Retype every entry in its entirety, without alteration.

○ ○ ○

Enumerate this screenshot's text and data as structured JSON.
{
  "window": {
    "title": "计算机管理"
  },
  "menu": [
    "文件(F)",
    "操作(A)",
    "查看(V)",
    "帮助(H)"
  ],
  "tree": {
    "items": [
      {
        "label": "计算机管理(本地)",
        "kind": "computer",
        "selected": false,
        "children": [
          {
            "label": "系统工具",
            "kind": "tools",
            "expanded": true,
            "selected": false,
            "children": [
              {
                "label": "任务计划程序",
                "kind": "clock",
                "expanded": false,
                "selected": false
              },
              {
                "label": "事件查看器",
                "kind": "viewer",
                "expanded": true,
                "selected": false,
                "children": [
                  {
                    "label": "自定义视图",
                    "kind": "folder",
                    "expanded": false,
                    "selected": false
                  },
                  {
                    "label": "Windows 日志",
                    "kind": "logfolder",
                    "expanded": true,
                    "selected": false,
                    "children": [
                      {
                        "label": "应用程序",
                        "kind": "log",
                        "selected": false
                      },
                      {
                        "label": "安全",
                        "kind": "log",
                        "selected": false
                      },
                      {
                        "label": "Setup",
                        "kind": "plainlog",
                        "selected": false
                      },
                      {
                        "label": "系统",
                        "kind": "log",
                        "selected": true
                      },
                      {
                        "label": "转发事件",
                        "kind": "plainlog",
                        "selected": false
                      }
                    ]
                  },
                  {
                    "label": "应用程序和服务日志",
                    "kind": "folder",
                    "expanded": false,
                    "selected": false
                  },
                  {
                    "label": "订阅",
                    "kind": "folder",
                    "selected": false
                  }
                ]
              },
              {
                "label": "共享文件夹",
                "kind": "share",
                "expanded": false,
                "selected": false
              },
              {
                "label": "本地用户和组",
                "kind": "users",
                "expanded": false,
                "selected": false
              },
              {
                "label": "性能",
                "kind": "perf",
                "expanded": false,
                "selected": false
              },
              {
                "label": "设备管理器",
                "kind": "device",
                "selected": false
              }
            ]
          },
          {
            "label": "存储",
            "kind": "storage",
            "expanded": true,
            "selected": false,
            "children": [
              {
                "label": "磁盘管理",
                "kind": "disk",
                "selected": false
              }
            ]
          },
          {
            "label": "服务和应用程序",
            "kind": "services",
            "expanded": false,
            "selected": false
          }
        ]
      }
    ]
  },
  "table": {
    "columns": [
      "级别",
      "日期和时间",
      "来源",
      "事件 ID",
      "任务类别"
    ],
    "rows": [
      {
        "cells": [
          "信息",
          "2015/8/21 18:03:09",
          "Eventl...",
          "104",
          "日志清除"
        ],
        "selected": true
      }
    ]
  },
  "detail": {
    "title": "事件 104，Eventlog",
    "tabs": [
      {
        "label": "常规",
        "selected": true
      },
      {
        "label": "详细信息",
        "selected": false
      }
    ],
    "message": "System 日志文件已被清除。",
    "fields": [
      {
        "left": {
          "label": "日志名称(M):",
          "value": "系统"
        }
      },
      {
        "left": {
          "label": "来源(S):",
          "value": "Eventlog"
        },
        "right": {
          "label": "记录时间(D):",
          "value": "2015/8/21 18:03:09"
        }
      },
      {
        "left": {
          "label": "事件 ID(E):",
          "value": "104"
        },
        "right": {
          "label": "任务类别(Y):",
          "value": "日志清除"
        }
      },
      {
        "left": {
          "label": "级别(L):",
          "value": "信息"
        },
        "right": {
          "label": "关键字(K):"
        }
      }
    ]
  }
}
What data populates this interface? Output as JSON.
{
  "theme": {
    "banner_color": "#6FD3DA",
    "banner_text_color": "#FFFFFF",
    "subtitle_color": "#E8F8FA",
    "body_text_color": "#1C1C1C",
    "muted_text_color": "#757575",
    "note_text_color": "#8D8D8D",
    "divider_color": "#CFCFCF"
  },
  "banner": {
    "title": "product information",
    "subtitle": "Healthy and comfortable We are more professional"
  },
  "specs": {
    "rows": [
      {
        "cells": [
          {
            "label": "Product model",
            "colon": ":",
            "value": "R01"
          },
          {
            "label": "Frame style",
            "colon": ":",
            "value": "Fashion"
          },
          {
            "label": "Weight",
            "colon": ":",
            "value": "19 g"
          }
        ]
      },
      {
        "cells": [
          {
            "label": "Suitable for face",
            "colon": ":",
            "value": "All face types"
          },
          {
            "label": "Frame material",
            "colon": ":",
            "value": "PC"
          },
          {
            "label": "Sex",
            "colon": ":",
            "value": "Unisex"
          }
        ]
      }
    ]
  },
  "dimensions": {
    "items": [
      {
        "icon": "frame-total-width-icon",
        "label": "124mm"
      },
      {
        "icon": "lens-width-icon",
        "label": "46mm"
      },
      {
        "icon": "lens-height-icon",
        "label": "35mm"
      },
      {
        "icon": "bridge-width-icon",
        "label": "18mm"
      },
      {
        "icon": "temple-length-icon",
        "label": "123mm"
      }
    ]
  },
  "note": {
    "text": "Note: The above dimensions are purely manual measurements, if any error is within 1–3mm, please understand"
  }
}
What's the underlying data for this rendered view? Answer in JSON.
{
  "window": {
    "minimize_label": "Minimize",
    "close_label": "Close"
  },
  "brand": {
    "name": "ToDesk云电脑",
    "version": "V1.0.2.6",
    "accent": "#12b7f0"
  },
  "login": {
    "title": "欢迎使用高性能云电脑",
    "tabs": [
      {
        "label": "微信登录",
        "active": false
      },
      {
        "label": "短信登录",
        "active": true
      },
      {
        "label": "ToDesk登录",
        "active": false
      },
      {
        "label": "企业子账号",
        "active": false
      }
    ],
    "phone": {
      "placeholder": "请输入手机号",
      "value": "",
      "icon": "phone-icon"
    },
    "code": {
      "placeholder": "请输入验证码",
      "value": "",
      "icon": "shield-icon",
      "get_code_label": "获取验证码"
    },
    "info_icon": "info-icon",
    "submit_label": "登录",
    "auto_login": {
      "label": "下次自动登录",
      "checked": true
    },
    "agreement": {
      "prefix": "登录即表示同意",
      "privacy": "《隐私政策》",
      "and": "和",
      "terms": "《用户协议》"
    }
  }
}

○ ○ ○

* _TASK OUTPUT_
Enumerate this screenshot's text and data as structured JSON.
{
  "window": {
    "title": "计算机管理"
  },
  "menu": [
    "文件(F)",
    "操作(A)",
    "查看(V)",
    "帮助(H)"
  ],
  "tree": {
    "items": [
      {
        "label": "计算机管理(本地)",
        "kind": "computer",
        "selected": false,
        "children": [
          {
            "label": "系统工具",
            "kind": "tools",
            "expanded": true,
            "selected": false,
            "children": [
              {
                "label": "任务计划程序",
                "kind": "clock",
                "expanded": false,
                "selected": false
              },
              {
                "label": "事件查看器",
                "kind": "viewer",
                "expanded": true,
                "selected": false,
                "children": [
                  {
                    "label": "自定义视图",
                    "kind": "folder",
                    "expanded": false,
                    "selected": false
                  },
                  {
                    "label": "Windows 日志",
                    "kind": "logfolder",
                    "expanded": true,
                    "selected": false,
                    "children": [
                      {
                        "label": "应用程序",
                        "kind": "log",
                        "selected": false
                      },
                      {
                        "label": "安全",
                        "kind": "log",
                        "selected": false
                      },
                      {
                        "label": "Setup",
                        "kind": "plainlog",
                        "selected": false
                      },
                      {
                        "label": "系统",
                        "kind": "log",
                        "selected": true
                      },
                      {
                        "label": "转发事件",
                        "kind": "plainlog",
                        "selected": false
                      }
                    ]
                  },
                  {
                    "label": "应用程序和服务日志",
                    "kind": "folder",
                    "expanded": false,
                    "selected": false
                  },
                  {
                    "label": "订阅",
                    "kind": "folder",
                    "selected": false
                  }
                ]
              },
              {
                "label": "共享文件夹",
                "kind": "share",
                "expanded": false,
                "selected": false
              },
              {
                "label": "本地用户和组",
                "kind": "users",
                "expanded": false,
                "selected": false
              },
              {
                "label": "性能",
                "kind": "perf",
                "expanded": false,
                "selected": false
              },
              {
                "label": "设备管理器",
                "kind": "device",
                "selected": false
              }
            ]
          },
          {
            "label": "存储",
            "kind": "storage",
            "expanded": true,
            "selected": false,
            "children": [
              {
                "label": "磁盘管理",
                "kind": "disk",
                "selected": false
              }
            ]
          },
          {
            "label": "服务和应用程序",
            "kind": "services",
            "expanded": false,
            "selected": false
          }
        ]
      }
    ]
  },
  "table": {
    "columns": [
      "级别",
      "日期和时间",
      "来源",
      "事件 ID",
      "任务类别"
    ],
    "rows": [
      {
        "cells": [
          "信息",
          "2015/8/21 18:03:09",
          "Eventl...",
          "104",
          "日志清除"
        ],
        "selected": true
      }
    ]
  },
  "detail": {
    "title": "事件 104，Eventlog",
    "tabs": [
      {
        "label": "常规",
        "selected": true
      },
      {
        "label": "详细信息",
        "selected": false
      }
    ],
    "message": "System 日志文件已被清除。",
    "fields": [
      {
        "left": {
          "label": "日志名称(M):",
          "value": "系统"
        }
      },
      {
        "left": {
          "label": "来源(S):",
          "value": "Eventlog"
        },
        "right": {
          "label": "记录时间(D):",
          "value": "2015/8/21 18:03:09"
        }
      },
      {
        "left": {
          "label": "事件 ID(E):",
          "value": "104"
        },
        "right": {
          "label": "任务类别(Y):",
          "value": "日志清除"
        }
      },
      {
        "left": {
          "label": "级别(L):",
          "value": "信息"
        },
        "right": {
          "label": "关键字(K):"
        }
      }
    ]
  }
}
What data populates this interface? Output as JSON.
{
  "theme": {
    "banner_color": "#6FD3DA",
    "banner_text_color": "#FFFFFF",
    "subtitle_color": "#E8F8FA",
    "body_text_color": "#1C1C1C",
    "muted_text_color": "#757575",
    "note_text_color": "#8D8D8D",
    "divider_color": "#CFCFCF"
  },
  "banner": {
    "title": "product information",
    "subtitle": "Healthy and comfortable We are more professional"
  },
  "specs": {
    "rows": [
      {
        "cells": [
          {
            "label": "Product model",
            "colon": ":",
            "value": "R01"
          },
          {
            "label": "Frame style",
            "colon": ":",
            "value": "Fashion"
          },
          {
            "label": "Weight",
            "colon": ":",
            "value": "19 g"
          }
        ]
      },
      {
        "cells": [
          {
            "label": "Suitable for face",
            "colon": ":",
            "value": "All face types"
          },
          {
            "label": "Frame material",
            "colon": ":",
            "value": "PC"
          },
          {
            "label": "Sex",
            "colon": ":",
            "value": "Unisex"
          }
        ]
      }
    ]
  },
  "dimensions": {
    "items": [
      {
        "icon": "frame-total-width-icon",
        "label": "124mm"
      },
      {
        "icon": "lens-width-icon",
        "label": "46mm"
      },
      {
        "icon": "lens-height-icon",
        "label": "35mm"
      },
      {
        "icon": "bridge-width-icon",
        "label": "18mm"
      },
      {
        "icon": "temple-length-icon",
        "label": "123mm"
      }
    ]
  },
  "note": {
    "text": "Note: The above dimensions are purely manual measurements, if any error is within 1–3mm, please understand"
  }
}
What's the underlying data for this rendered view? Answer in JSON.
{
  "window": {
    "minimize_label": "Minimize",
    "close_label": "Close"
  },
  "brand": {
    "name": "ToDesk云电脑",
    "version": "V1.0.2.6",
    "accent": "#12b7f0"
  },
  "login": {
    "title": "欢迎使用高性能云电脑",
    "tabs": [
      {
        "label": "微信登录",
        "active": false
      },
      {
        "label": "短信登录",
        "active": true
      },
      {
        "label": "ToDesk登录",
        "active": false
      },
      {
        "label": "企业子账号",
        "active": false
      }
    ],
    "phone": {
      "placeholder": "请输入手机号",
      "value": "",
      "icon": "phone-icon"
    },
    "code": {
      "placeholder": "请输入验证码",
      "value": "",
      "icon": "shield-icon",
      "get_code_label": "获取验证码"
    },
    "info_icon": "info-icon",
    "submit_label": "登录",
    "auto_login": {
      "label": "下次自动登录",
      "checked": true
    },
    "agreement": {
      "prefix": "登录即表示同意",
      "privacy": "《隐私政策》",
      "and": "和",
      "terms": "《用户协议》"
    }
  }
}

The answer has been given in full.